**Instructions for the task**
Retype the line in which "What text is on this page?" appears, then every line after it until the records end. Leave out the pictures.

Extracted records
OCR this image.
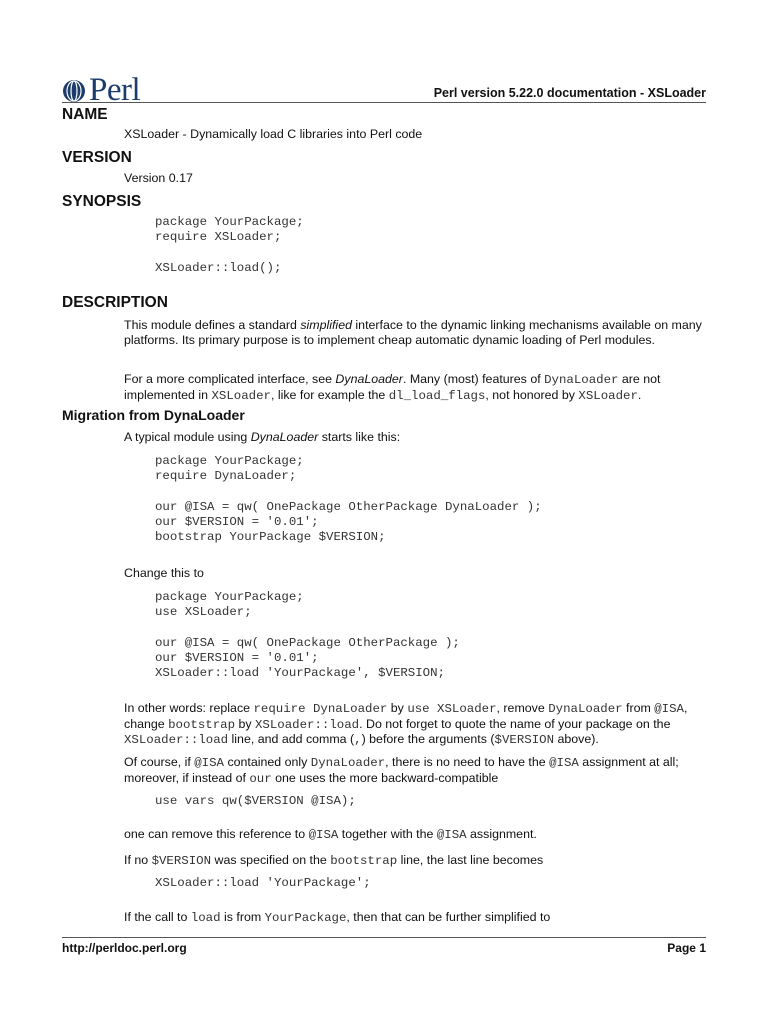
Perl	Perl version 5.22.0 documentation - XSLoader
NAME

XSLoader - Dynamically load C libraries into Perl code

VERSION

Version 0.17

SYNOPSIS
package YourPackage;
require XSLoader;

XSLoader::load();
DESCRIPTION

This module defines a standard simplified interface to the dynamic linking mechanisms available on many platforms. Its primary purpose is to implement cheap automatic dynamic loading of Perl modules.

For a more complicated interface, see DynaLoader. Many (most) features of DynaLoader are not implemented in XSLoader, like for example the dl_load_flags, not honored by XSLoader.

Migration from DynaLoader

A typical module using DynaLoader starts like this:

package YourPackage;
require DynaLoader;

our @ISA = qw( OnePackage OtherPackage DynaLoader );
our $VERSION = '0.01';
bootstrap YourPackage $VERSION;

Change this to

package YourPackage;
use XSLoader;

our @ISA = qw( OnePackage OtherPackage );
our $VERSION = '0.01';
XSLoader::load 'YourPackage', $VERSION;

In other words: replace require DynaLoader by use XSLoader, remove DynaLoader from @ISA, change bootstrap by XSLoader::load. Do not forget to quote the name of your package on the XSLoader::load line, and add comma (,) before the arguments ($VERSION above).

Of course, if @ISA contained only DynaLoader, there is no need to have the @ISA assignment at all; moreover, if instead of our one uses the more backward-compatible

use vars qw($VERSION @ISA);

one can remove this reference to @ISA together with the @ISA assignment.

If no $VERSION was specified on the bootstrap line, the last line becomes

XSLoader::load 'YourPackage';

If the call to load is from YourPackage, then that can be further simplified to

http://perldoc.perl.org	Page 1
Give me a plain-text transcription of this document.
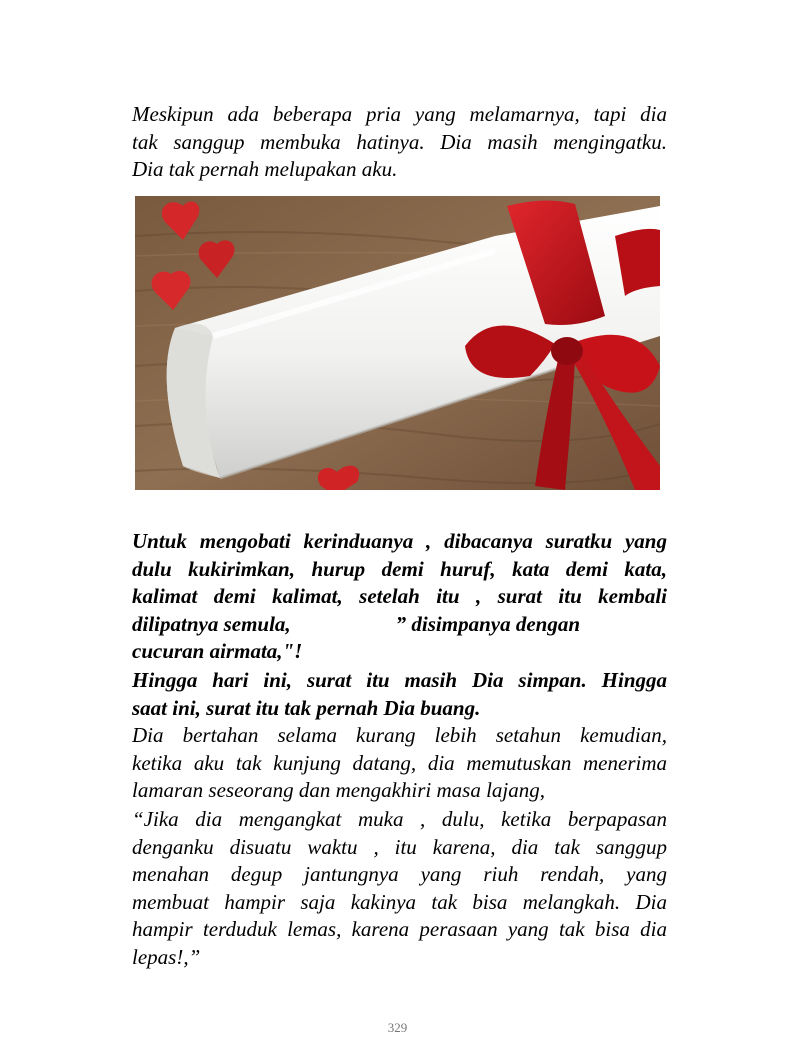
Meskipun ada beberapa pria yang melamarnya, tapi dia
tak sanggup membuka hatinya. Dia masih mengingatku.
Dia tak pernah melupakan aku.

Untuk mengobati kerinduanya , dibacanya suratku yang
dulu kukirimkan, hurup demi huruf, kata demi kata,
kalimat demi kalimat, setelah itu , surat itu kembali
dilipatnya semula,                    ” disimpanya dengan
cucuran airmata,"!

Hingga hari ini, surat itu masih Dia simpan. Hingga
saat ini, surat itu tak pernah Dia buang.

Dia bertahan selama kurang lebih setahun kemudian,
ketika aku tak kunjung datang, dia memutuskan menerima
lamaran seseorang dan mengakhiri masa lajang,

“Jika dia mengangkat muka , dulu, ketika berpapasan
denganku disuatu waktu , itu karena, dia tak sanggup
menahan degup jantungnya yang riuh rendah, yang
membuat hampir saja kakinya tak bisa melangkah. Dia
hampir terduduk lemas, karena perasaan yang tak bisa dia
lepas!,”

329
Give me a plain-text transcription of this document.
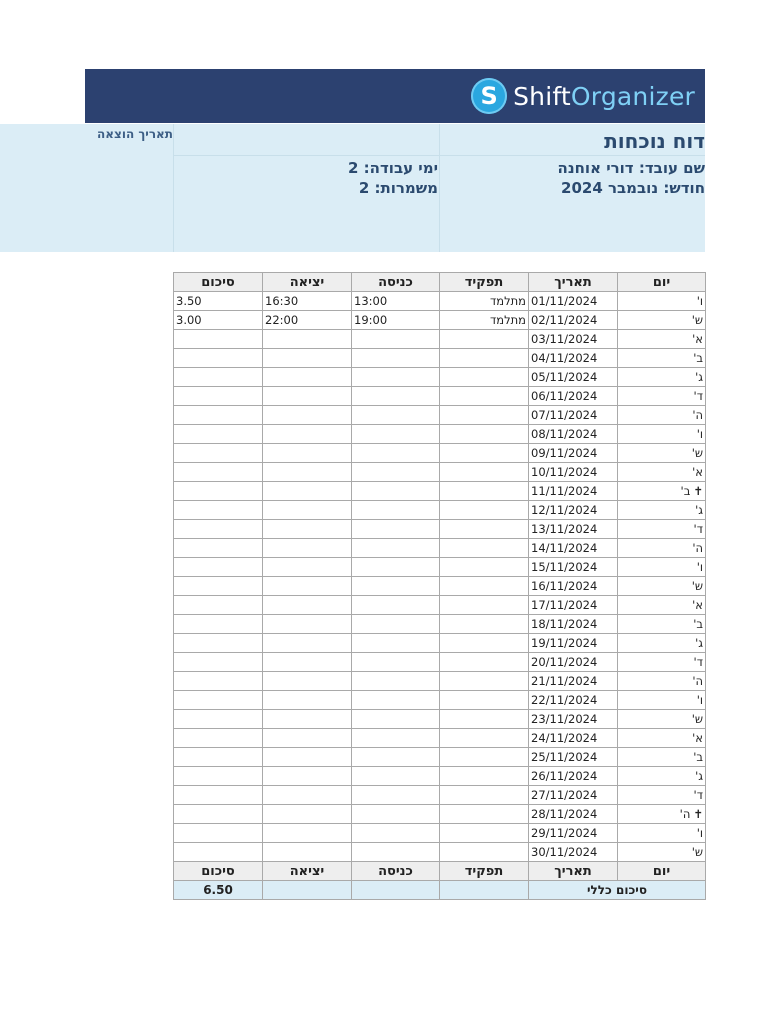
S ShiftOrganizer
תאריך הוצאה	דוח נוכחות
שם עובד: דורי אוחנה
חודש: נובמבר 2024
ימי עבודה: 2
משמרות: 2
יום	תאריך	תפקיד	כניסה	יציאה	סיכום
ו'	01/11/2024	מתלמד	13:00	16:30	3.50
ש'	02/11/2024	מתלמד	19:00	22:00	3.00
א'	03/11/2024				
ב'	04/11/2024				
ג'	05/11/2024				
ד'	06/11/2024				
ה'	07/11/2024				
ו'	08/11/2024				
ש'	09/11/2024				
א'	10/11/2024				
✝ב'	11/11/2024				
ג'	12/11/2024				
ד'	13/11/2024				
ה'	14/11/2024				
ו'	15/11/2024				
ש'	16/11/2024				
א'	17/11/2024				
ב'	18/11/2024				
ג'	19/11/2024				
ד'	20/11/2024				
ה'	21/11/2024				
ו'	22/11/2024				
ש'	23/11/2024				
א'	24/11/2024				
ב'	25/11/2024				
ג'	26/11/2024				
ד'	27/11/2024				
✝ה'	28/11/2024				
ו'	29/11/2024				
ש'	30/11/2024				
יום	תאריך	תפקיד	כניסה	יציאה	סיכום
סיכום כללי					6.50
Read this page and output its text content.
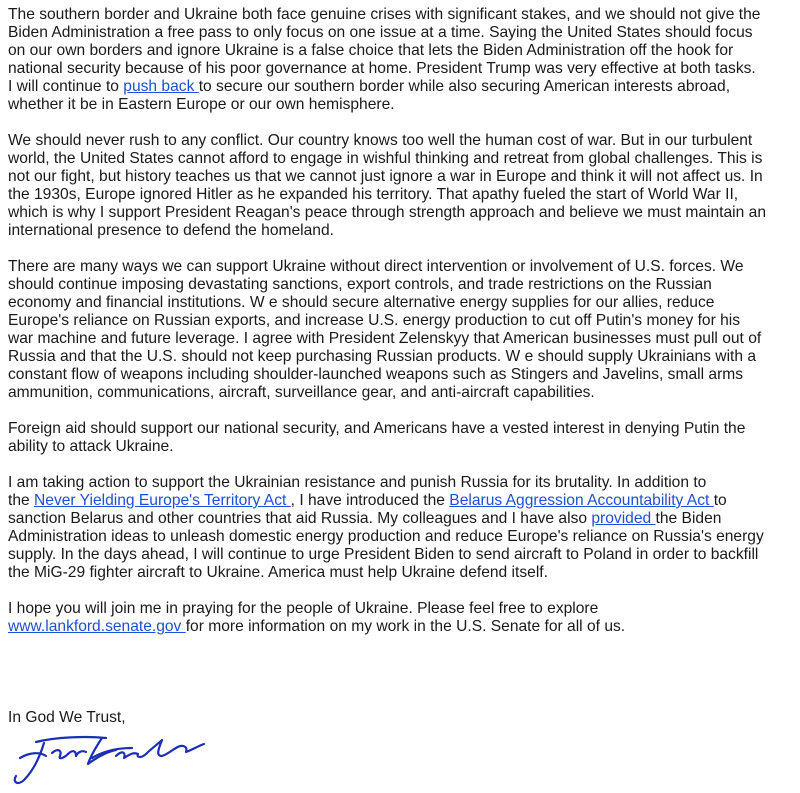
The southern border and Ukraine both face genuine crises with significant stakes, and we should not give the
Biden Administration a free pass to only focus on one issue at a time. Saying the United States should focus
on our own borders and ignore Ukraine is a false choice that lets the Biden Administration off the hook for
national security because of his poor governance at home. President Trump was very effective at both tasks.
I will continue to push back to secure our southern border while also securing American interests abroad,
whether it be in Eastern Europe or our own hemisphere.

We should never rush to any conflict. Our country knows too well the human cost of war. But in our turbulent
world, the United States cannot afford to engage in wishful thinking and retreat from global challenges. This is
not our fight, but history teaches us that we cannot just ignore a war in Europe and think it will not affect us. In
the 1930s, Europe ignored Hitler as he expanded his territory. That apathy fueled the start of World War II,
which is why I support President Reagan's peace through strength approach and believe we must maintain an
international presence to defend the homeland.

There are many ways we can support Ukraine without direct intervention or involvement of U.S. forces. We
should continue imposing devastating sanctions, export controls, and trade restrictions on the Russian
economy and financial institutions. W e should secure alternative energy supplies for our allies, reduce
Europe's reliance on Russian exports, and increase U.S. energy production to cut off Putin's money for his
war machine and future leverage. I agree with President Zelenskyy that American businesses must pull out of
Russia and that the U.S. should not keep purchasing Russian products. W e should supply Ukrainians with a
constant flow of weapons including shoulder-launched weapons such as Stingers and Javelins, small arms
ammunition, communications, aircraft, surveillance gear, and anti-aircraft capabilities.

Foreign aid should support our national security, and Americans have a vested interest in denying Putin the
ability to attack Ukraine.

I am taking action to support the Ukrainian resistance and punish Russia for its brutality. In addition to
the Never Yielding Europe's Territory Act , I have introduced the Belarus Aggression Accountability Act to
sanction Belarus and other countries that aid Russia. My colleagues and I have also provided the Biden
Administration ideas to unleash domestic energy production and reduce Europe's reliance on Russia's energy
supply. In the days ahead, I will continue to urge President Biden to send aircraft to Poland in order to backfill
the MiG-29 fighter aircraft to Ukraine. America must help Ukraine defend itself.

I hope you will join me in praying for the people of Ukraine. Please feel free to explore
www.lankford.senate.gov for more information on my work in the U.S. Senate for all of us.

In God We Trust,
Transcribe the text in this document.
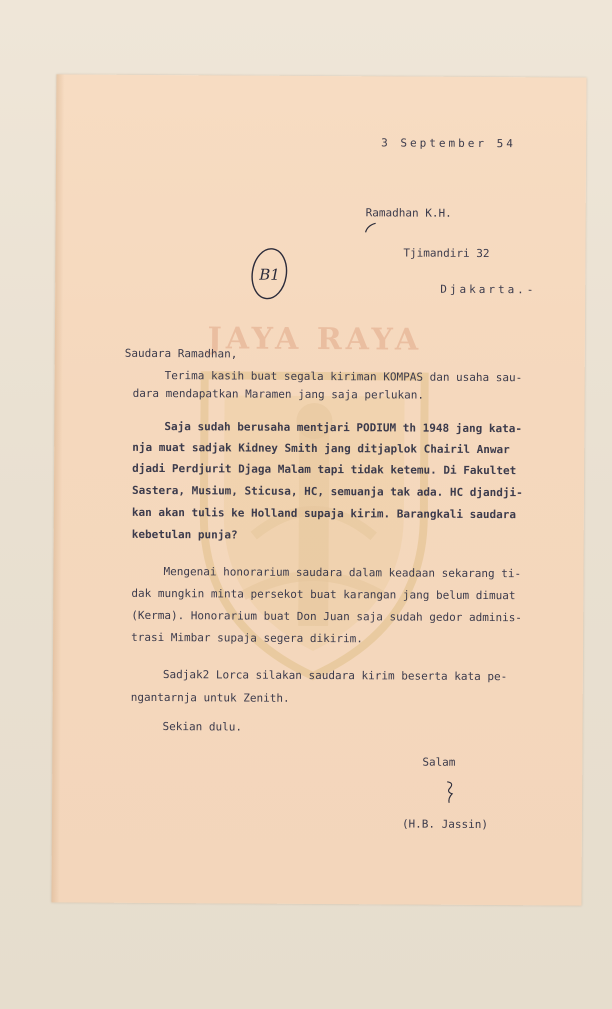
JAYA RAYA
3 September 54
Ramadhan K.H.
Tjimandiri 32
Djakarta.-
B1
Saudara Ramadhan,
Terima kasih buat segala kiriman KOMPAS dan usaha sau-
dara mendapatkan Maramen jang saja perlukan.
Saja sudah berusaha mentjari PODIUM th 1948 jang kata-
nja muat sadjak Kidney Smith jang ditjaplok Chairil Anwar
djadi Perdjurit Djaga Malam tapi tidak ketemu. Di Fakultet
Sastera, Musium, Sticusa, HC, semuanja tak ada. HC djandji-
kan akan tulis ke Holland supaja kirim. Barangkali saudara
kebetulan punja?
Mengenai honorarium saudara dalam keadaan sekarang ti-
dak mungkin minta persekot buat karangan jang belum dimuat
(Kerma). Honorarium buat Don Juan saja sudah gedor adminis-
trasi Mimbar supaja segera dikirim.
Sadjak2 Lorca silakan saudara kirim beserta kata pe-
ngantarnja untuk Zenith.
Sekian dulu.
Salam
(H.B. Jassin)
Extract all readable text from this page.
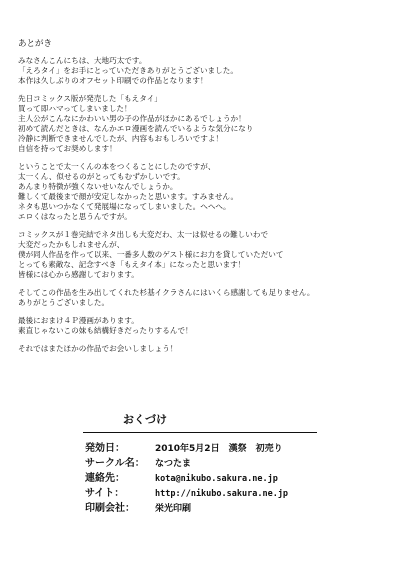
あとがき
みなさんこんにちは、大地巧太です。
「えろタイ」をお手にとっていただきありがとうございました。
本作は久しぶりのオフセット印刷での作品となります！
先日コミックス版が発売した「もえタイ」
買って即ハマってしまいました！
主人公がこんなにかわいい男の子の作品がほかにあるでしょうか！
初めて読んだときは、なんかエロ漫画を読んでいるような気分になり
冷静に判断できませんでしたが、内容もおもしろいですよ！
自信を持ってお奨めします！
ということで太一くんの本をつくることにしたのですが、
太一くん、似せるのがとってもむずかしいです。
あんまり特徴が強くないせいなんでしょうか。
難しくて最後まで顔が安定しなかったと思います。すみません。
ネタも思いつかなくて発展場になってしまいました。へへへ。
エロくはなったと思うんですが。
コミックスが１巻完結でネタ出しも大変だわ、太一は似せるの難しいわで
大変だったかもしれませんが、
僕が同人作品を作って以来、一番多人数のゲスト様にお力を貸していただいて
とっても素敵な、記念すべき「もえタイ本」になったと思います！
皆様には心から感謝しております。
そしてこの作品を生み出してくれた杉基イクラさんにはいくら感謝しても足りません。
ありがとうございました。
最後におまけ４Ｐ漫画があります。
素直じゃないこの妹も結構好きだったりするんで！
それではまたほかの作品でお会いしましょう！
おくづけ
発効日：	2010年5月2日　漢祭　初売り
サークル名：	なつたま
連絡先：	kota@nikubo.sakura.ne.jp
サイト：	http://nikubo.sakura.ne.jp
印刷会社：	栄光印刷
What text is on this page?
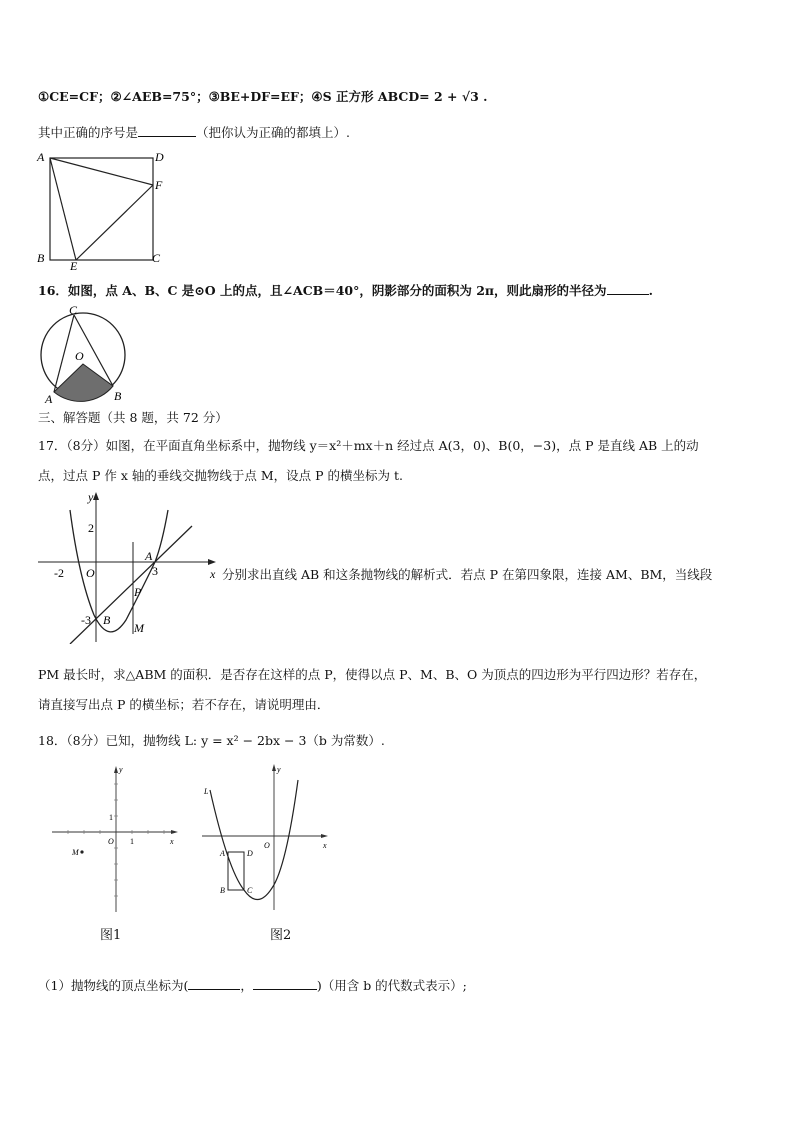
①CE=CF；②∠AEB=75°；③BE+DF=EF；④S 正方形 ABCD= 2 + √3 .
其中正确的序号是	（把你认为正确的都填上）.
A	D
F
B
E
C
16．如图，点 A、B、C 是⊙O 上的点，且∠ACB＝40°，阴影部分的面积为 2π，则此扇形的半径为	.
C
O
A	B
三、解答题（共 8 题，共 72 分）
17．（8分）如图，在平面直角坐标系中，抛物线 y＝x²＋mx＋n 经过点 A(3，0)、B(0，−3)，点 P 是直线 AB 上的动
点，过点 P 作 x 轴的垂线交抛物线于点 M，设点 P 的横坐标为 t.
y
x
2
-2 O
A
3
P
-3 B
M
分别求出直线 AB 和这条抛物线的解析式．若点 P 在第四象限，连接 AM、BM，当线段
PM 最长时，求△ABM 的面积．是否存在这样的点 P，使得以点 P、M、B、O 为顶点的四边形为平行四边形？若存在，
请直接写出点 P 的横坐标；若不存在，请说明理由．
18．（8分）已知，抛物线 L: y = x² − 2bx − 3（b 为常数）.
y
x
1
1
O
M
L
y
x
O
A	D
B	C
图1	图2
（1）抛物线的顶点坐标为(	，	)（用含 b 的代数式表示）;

**Result of the exercise**
What text is on this page?
①CE=CF；②∠AEB=75°；③BE+DF=EF；④S 正方形 ABCD= 2 + √3 .
其中正确的序号是	（把你认为正确的都填上）.
A	D
F
B
E
C
16．如图，点 A、B、C 是⊙O 上的点，且∠ACB＝40°，阴影部分的面积为 2π，则此扇形的半径为	.
C
O
A	B
三、解答题（共 8 题，共 72 分）
17．（8分）如图，在平面直角坐标系中，抛物线 y＝x²＋mx＋n 经过点 A(3，0)、B(0，−3)，点 P 是直线 AB 上的动
点，过点 P 作 x 轴的垂线交抛物线于点 M，设点 P 的横坐标为 t.
y
x
2
-2 O
A
3
P
-3 B
M
分别求出直线 AB 和这条抛物线的解析式．若点 P 在第四象限，连接 AM、BM，当线段
PM 最长时，求△ABM 的面积．是否存在这样的点 P，使得以点 P、M、B、O 为顶点的四边形为平行四边形？若存在，
请直接写出点 P 的横坐标；若不存在，请说明理由．
18．（8分）已知，抛物线 L: y = x² − 2bx − 3（b 为常数）.
y
x
1
1
O
M
L
y
x
O
A	D
B	C
图1	图2
（1）抛物线的顶点坐标为(	，	)（用含 b 的代数式表示）;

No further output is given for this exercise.